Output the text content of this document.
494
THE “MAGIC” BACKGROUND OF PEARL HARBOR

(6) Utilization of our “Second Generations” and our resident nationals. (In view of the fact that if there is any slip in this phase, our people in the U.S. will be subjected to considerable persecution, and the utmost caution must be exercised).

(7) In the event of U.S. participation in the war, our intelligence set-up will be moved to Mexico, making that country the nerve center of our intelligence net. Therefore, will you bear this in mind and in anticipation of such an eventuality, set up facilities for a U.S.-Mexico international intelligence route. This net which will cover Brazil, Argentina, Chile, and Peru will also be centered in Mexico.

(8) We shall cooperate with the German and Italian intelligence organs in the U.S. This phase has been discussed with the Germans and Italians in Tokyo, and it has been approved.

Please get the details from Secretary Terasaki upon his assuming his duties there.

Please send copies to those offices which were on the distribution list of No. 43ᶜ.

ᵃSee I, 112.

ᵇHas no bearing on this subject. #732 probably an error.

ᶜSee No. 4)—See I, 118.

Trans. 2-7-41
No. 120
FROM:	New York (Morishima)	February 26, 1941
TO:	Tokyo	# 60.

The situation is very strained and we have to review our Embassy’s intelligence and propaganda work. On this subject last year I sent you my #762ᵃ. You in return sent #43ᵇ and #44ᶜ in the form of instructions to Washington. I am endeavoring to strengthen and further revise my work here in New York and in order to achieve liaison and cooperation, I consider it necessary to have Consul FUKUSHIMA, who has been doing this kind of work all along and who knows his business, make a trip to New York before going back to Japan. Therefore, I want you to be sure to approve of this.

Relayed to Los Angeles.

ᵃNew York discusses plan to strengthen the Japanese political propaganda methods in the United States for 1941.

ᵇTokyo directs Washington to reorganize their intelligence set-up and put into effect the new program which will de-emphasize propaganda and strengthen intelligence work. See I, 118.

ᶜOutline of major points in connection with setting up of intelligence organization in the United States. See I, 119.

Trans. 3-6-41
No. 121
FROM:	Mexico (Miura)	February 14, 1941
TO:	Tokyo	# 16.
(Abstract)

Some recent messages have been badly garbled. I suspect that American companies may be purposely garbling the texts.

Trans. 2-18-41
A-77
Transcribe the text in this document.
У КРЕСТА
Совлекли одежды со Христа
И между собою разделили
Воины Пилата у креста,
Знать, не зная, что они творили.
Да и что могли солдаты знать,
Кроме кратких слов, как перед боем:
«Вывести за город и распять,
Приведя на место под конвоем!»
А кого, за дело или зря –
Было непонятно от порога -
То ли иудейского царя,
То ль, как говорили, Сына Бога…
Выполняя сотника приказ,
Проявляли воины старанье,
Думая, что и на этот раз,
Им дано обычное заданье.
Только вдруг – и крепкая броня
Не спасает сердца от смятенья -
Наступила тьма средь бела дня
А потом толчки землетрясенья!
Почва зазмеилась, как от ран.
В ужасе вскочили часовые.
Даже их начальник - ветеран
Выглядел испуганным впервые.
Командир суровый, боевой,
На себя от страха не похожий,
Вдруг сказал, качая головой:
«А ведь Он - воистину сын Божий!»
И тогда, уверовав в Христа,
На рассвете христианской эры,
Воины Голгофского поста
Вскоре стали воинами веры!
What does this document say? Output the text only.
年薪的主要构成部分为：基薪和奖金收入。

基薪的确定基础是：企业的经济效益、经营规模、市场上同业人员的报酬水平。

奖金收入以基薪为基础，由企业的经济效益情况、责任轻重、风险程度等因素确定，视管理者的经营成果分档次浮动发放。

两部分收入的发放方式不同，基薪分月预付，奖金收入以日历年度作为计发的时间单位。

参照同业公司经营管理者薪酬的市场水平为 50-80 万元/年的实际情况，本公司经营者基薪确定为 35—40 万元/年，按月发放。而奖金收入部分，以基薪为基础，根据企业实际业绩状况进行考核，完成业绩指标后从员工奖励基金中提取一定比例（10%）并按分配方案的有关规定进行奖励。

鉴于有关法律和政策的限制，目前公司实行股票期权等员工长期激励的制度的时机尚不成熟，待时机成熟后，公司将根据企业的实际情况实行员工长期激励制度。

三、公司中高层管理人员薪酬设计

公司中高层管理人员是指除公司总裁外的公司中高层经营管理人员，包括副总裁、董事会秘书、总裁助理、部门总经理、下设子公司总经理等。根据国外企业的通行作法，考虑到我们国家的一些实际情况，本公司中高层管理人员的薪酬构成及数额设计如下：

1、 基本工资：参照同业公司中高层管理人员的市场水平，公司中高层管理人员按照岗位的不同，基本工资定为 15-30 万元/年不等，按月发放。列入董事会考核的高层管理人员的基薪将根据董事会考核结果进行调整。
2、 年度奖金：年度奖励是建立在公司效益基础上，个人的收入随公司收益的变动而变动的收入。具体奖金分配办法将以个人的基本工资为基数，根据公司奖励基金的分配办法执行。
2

(What the task asks):
Keep only the lines from the one containing "What does this" to the end of the entries, and repeat them exactly.

(The output):
What does this document say? Output the text only.
年薪的主要构成部分为：基薪和奖金收入。

基薪的确定基础是：企业的经济效益、经营规模、市场上同业人员的报酬水平。

奖金收入以基薪为基础，由企业的经济效益情况、责任轻重、风险程度等因素确定，视管理者的经营成果分档次浮动发放。

两部分收入的发放方式不同，基薪分月预付，奖金收入以日历年度作为计发的时间单位。

参照同业公司经营管理者薪酬的市场水平为 50-80 万元/年的实际情况，本公司经营者基薪确定为 35—40 万元/年，按月发放。而奖金收入部分，以基薪为基础，根据企业实际业绩状况进行考核，完成业绩指标后从员工奖励基金中提取一定比例（10%）并按分配方案的有关规定进行奖励。

鉴于有关法律和政策的限制，目前公司实行股票期权等员工长期激励的制度的时机尚不成熟，待时机成熟后，公司将根据企业的实际情况实行员工长期激励制度。

三、公司中高层管理人员薪酬设计

公司中高层管理人员是指除公司总裁外的公司中高层经营管理人员，包括副总裁、董事会秘书、总裁助理、部门总经理、下设子公司总经理等。根据国外企业的通行作法，考虑到我们国家的一些实际情况，本公司中高层管理人员的薪酬构成及数额设计如下：

1、 基本工资：参照同业公司中高层管理人员的市场水平，公司中高层管理人员按照岗位的不同，基本工资定为 15-30 万元/年不等，按月发放。列入董事会考核的高层管理人员的基薪将根据董事会考核结果进行调整。
2、 年度奖金：年度奖励是建立在公司效益基础上，个人的收入随公司收益的变动而变动的收入。具体奖金分配办法将以个人的基本工资为基数，根据公司奖励基金的分配办法执行。
2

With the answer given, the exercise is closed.